EXERCISE GOAL:
Collect every line in the records below that contains the word "name".

THE INPUT:
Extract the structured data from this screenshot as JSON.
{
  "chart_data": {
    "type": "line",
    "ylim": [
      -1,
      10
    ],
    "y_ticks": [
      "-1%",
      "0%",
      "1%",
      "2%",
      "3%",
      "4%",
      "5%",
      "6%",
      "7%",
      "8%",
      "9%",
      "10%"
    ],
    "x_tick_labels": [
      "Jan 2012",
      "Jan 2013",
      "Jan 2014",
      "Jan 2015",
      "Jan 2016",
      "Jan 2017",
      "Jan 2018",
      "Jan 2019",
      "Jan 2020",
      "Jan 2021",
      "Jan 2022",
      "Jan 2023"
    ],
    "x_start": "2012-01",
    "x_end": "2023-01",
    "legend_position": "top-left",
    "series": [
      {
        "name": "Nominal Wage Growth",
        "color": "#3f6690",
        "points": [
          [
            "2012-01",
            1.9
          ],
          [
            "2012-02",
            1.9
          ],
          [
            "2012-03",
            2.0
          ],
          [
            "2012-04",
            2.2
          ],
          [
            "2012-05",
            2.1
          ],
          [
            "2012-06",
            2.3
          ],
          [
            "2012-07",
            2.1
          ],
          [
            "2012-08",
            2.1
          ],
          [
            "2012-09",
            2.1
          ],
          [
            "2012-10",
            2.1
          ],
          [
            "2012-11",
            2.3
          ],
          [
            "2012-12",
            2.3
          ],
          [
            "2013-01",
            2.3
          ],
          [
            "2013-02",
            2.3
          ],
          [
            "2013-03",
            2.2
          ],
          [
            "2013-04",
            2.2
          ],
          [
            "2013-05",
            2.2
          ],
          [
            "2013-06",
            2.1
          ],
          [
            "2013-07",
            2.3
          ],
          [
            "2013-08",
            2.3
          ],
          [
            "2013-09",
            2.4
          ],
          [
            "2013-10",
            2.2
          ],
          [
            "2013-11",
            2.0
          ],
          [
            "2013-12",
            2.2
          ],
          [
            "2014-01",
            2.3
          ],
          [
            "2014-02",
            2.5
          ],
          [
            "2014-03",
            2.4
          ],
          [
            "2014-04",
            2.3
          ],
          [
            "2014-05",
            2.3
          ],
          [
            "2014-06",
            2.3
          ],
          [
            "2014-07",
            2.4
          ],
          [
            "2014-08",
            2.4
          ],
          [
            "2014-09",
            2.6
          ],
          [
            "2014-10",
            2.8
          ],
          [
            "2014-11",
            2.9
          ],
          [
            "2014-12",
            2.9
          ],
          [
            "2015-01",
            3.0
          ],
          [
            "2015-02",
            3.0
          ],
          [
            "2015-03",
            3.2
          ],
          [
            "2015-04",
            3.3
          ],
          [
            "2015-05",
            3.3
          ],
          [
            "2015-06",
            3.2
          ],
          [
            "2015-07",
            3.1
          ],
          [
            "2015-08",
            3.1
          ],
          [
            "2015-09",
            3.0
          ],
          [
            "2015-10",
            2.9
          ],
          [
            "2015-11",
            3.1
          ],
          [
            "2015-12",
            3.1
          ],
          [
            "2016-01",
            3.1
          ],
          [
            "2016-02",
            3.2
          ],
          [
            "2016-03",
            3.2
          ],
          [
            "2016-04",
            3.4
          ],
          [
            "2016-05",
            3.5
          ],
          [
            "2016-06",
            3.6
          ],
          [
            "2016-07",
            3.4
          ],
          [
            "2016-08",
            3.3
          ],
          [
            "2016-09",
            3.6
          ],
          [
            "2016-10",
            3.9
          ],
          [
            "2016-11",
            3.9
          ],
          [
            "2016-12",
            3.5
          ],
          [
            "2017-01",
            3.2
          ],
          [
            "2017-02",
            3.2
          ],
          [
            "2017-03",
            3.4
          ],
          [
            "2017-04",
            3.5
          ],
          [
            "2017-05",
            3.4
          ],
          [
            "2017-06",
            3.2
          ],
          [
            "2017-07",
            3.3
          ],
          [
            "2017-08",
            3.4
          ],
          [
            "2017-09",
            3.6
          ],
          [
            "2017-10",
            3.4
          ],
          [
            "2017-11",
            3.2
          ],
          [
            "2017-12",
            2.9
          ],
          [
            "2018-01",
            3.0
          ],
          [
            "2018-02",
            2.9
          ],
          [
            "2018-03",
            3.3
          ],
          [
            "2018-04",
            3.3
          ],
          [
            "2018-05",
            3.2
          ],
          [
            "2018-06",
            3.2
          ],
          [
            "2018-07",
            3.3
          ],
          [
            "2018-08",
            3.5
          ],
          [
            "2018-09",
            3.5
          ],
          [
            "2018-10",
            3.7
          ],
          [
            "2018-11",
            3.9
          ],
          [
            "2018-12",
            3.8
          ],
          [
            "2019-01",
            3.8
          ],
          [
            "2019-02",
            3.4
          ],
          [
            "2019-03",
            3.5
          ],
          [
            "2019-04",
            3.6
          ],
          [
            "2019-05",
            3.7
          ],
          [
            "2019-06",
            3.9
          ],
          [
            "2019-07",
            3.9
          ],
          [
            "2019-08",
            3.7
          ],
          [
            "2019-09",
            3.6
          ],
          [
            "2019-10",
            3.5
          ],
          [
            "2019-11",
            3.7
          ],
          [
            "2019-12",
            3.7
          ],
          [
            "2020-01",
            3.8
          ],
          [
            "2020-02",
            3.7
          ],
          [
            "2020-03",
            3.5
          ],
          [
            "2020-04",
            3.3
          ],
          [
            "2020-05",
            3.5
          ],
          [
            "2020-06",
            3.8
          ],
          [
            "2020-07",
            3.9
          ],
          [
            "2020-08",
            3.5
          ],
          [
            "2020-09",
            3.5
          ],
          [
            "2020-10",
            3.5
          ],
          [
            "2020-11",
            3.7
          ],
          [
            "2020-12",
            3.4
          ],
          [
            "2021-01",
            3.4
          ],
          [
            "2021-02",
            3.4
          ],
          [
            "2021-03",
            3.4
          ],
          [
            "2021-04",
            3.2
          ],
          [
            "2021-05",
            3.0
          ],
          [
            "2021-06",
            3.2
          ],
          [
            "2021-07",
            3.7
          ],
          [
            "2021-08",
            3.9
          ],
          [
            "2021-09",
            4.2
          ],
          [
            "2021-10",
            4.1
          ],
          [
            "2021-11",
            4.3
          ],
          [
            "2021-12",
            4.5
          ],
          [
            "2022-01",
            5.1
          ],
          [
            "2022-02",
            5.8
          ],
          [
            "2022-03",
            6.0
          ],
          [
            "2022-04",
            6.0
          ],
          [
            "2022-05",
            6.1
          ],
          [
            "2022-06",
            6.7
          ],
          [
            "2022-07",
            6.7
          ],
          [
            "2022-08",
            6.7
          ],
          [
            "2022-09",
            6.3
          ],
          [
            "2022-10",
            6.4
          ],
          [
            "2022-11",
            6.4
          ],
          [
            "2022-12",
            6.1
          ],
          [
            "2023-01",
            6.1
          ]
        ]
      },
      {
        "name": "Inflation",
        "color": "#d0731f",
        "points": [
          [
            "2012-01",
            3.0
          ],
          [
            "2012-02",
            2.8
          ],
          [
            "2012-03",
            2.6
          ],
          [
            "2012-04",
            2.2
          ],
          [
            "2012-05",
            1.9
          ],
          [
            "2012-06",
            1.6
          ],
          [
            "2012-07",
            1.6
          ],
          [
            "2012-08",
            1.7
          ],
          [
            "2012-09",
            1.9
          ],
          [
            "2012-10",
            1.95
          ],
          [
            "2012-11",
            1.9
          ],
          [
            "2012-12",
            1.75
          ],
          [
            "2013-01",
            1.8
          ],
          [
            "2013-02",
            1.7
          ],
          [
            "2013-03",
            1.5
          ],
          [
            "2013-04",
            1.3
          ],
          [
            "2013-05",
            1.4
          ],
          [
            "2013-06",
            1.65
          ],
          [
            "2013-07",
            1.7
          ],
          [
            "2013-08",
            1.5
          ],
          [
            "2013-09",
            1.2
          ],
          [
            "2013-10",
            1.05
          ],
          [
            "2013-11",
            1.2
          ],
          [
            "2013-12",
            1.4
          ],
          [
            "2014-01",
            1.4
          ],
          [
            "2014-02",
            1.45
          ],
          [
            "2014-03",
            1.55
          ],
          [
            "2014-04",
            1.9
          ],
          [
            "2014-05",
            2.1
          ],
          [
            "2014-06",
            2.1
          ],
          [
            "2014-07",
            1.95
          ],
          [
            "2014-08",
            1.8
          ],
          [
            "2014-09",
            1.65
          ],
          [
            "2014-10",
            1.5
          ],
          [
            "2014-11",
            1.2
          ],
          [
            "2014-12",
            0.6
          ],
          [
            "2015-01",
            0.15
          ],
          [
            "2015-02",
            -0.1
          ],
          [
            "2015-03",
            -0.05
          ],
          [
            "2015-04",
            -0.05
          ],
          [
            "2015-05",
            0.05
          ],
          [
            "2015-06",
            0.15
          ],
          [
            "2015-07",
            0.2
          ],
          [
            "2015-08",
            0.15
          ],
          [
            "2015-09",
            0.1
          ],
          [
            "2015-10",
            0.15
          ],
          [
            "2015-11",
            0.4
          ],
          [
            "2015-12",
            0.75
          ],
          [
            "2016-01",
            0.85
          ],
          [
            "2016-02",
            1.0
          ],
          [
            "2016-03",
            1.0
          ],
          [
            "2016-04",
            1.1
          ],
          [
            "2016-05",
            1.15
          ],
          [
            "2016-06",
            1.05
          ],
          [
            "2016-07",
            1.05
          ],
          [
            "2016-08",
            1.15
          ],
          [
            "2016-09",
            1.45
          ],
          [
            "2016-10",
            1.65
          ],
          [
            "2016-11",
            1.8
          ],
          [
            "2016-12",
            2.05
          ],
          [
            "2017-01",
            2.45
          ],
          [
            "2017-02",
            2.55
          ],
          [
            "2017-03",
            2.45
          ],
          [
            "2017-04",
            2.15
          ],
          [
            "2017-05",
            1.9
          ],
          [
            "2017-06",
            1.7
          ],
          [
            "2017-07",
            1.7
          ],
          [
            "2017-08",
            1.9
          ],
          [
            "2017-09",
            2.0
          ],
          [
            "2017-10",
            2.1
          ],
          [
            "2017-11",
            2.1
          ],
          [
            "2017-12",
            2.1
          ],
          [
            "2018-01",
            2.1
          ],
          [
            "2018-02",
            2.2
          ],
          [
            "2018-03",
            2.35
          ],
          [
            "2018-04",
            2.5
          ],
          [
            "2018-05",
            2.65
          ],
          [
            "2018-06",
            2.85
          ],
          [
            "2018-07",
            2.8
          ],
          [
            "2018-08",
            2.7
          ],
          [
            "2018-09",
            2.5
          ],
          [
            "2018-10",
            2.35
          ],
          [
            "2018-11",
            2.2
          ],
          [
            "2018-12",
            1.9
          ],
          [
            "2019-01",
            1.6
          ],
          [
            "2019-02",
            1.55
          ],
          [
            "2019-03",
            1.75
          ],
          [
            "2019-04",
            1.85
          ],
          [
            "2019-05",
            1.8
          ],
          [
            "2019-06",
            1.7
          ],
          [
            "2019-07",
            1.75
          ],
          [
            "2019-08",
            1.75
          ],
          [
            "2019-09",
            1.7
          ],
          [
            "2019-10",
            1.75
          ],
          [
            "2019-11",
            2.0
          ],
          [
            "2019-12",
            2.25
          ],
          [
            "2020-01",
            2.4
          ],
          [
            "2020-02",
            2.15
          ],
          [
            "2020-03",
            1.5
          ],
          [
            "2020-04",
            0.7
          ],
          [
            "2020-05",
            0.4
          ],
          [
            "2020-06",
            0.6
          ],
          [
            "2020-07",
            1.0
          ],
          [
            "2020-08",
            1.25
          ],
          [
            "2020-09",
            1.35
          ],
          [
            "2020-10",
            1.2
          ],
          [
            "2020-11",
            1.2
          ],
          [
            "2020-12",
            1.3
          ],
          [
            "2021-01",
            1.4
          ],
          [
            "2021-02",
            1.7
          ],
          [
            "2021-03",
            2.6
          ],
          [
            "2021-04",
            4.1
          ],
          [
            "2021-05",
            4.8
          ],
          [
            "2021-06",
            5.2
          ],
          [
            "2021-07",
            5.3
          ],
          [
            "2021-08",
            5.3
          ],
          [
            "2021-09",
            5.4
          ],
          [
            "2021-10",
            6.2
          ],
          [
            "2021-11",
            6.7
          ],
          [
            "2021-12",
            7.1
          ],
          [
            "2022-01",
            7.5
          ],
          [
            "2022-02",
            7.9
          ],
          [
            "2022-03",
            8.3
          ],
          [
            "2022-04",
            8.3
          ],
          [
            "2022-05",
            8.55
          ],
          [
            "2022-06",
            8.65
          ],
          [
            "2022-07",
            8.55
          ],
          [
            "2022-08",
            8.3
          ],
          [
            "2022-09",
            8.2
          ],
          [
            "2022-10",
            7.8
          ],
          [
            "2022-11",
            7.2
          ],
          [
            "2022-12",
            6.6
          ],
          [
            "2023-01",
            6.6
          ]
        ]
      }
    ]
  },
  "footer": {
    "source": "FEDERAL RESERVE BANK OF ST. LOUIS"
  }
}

RESPONSE:
        "name": "Nominal Wage Growth",
        "name": "Inflation",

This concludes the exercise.